» **Exercise goal**: Tally the lines that hold the string "duration", and reply with the count alone.

(Records)
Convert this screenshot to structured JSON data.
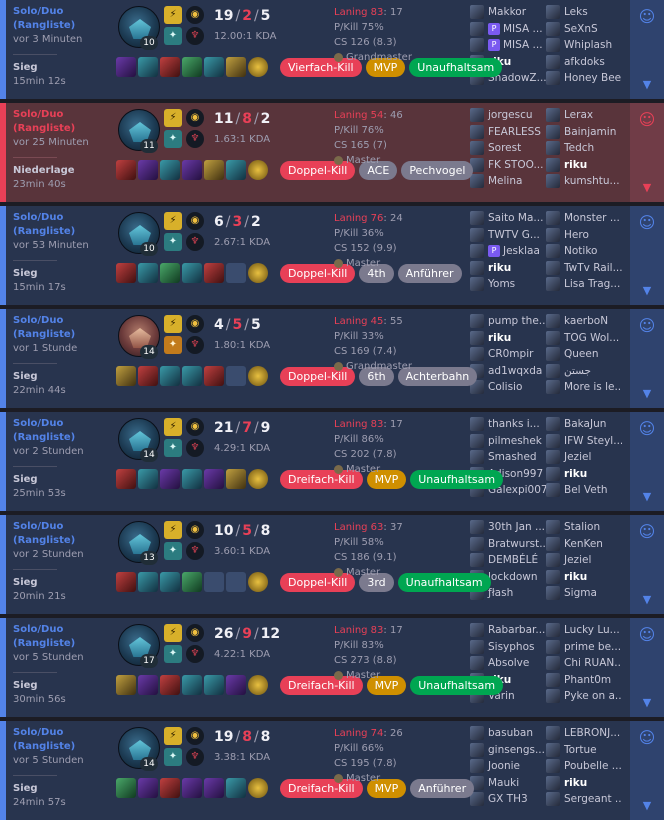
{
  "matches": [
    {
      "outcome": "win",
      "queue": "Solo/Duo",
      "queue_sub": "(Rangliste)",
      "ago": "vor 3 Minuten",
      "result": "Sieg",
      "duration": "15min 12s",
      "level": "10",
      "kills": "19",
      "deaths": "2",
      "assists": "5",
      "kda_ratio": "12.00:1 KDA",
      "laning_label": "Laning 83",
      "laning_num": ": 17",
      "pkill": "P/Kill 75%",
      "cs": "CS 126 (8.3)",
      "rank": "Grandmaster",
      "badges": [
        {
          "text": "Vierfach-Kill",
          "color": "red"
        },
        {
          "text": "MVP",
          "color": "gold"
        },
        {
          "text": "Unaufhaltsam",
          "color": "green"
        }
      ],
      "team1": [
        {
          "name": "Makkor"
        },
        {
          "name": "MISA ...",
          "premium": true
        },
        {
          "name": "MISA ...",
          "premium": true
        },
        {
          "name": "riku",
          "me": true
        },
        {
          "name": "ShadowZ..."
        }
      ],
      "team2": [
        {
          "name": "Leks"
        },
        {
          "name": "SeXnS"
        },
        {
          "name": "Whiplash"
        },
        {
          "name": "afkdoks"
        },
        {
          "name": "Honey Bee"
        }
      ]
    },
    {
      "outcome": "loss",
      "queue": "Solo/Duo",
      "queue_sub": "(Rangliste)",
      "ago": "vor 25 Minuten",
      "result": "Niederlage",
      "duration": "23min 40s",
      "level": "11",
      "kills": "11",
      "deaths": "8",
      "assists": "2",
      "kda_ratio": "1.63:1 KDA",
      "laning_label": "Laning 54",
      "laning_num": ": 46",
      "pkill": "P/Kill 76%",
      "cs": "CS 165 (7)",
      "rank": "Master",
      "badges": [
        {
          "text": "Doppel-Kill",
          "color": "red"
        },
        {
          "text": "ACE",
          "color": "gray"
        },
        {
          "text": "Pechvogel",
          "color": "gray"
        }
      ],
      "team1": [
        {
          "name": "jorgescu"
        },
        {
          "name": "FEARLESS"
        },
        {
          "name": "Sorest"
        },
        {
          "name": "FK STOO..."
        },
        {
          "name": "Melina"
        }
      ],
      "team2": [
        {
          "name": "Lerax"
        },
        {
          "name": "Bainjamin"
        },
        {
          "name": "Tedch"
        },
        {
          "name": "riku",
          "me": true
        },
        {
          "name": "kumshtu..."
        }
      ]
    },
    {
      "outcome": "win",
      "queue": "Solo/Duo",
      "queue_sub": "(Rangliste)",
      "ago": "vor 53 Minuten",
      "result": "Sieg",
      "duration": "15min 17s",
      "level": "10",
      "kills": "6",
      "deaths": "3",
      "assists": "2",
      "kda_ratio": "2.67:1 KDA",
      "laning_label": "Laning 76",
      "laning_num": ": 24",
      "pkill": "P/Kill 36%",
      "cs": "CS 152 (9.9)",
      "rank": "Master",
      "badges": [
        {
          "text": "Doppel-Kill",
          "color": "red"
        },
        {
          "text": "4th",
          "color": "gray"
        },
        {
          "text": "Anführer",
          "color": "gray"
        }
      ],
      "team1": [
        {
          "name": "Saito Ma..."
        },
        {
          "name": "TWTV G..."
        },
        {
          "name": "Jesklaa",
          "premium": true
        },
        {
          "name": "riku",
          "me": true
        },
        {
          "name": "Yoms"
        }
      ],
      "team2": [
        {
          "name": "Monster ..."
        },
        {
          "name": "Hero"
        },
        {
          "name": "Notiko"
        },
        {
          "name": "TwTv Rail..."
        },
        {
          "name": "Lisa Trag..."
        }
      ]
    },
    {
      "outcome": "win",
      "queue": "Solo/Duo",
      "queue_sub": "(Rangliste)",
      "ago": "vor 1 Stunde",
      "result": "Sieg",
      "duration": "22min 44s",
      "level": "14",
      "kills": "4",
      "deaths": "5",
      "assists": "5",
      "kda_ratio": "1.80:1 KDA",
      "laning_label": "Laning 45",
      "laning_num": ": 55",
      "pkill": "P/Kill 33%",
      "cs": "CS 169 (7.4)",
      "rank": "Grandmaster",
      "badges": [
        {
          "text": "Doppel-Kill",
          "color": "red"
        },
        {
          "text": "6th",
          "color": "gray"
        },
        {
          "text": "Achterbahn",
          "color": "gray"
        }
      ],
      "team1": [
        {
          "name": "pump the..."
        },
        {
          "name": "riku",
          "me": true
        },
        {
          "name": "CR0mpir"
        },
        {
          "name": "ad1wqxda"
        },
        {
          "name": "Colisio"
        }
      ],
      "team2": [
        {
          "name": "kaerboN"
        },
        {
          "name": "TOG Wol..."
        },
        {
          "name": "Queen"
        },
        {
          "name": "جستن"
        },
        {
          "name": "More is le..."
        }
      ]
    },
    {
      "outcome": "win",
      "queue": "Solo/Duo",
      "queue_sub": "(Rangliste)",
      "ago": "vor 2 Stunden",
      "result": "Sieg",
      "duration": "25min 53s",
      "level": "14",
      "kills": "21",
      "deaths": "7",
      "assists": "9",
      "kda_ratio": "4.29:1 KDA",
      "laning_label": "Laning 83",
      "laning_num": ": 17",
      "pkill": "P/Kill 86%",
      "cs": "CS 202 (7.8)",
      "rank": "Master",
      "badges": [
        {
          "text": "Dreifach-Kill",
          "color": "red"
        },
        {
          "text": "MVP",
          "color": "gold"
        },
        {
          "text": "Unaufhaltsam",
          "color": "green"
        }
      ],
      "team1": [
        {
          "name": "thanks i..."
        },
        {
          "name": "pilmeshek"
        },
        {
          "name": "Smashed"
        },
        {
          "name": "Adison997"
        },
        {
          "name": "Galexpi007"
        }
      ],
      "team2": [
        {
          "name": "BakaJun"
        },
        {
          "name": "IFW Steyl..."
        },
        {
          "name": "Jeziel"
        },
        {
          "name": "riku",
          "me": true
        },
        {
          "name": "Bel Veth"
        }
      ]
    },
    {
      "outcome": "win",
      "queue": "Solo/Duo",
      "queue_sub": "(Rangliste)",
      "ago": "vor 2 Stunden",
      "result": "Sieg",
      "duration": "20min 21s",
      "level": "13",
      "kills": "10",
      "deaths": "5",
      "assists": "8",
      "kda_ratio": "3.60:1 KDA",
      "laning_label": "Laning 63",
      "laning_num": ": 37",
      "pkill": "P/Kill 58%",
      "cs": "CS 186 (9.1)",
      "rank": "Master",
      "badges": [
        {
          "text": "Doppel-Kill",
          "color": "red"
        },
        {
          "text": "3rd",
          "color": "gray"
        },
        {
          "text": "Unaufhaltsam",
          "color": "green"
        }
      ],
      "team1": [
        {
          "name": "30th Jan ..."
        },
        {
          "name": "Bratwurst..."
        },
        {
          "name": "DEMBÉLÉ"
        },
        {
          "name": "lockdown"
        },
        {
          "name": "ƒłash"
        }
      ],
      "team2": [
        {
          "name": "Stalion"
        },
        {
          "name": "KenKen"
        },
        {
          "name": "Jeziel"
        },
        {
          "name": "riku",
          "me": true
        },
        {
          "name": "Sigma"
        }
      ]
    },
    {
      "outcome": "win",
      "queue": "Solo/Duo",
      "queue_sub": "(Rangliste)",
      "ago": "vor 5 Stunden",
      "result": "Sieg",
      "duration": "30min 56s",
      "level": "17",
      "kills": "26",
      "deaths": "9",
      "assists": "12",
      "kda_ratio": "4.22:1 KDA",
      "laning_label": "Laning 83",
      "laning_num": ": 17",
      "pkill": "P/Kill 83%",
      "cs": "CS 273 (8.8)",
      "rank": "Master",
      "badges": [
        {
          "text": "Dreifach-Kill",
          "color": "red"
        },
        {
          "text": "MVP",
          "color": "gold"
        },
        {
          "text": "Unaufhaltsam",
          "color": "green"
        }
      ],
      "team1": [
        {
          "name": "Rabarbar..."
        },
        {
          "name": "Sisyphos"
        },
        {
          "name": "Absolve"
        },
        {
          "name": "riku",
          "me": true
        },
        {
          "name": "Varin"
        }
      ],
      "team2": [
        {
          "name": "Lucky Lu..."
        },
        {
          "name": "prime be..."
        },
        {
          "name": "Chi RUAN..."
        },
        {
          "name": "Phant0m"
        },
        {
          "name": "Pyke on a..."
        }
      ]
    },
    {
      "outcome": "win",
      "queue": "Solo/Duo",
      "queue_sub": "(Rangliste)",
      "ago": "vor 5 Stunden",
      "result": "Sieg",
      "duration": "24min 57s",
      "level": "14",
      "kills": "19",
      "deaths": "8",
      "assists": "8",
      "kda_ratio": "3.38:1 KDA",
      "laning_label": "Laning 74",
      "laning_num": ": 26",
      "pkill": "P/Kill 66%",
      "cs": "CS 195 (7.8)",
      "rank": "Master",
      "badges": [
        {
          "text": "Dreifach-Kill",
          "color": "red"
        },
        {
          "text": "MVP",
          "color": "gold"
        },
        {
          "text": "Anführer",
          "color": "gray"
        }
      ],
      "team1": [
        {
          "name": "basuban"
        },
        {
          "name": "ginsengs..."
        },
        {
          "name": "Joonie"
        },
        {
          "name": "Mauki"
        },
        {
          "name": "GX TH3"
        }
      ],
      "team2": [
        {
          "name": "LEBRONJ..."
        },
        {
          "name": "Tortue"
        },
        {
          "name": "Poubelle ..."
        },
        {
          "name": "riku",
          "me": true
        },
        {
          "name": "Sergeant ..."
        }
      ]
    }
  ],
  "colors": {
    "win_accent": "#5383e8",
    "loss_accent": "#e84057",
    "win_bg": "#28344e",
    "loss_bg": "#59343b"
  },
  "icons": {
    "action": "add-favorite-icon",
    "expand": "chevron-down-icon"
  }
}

» **Solution for this exercise**: 8